Description of the task -
Write out each line of the material again, word for word.

Provided records -

====

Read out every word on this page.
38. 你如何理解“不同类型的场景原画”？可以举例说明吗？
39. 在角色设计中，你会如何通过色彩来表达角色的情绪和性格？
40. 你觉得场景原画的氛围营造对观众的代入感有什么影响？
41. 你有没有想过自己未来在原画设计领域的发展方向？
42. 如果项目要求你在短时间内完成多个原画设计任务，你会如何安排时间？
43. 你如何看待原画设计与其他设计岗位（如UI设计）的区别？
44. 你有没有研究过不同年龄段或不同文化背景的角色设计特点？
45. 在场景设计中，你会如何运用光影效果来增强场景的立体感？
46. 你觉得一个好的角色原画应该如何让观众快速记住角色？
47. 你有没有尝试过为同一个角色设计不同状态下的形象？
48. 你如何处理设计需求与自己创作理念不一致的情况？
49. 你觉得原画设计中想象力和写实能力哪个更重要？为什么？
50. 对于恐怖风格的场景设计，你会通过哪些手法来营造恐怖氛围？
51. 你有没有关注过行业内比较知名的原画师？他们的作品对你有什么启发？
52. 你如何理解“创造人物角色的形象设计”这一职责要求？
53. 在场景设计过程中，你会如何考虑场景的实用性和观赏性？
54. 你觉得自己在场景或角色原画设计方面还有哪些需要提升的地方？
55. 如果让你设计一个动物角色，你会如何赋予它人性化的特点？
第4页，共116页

====

Final result -
Read out every word on this page.
38. 你如何理解“不同类型的场景原画”？可以举例说明吗？
39. 在角色设计中，你会如何通过色彩来表达角色的情绪和性格？
40. 你觉得场景原画的氛围营造对观众的代入感有什么影响？
41. 你有没有想过自己未来在原画设计领域的发展方向？
42. 如果项目要求你在短时间内完成多个原画设计任务，你会如何安排时间？
43. 你如何看待原画设计与其他设计岗位（如UI设计）的区别？
44. 你有没有研究过不同年龄段或不同文化背景的角色设计特点？
45. 在场景设计中，你会如何运用光影效果来增强场景的立体感？
46. 你觉得一个好的角色原画应该如何让观众快速记住角色？
47. 你有没有尝试过为同一个角色设计不同状态下的形象？
48. 你如何处理设计需求与自己创作理念不一致的情况？
49. 你觉得原画设计中想象力和写实能力哪个更重要？为什么？
50. 对于恐怖风格的场景设计，你会通过哪些手法来营造恐怖氛围？
51. 你有没有关注过行业内比较知名的原画师？他们的作品对你有什么启发？
52. 你如何理解“创造人物角色的形象设计”这一职责要求？
53. 在场景设计过程中，你会如何考虑场景的实用性和观赏性？
54. 你觉得自己在场景或角色原画设计方面还有哪些需要提升的地方？
55. 如果让你设计一个动物角色，你会如何赋予它人性化的特点？
第4页，共116页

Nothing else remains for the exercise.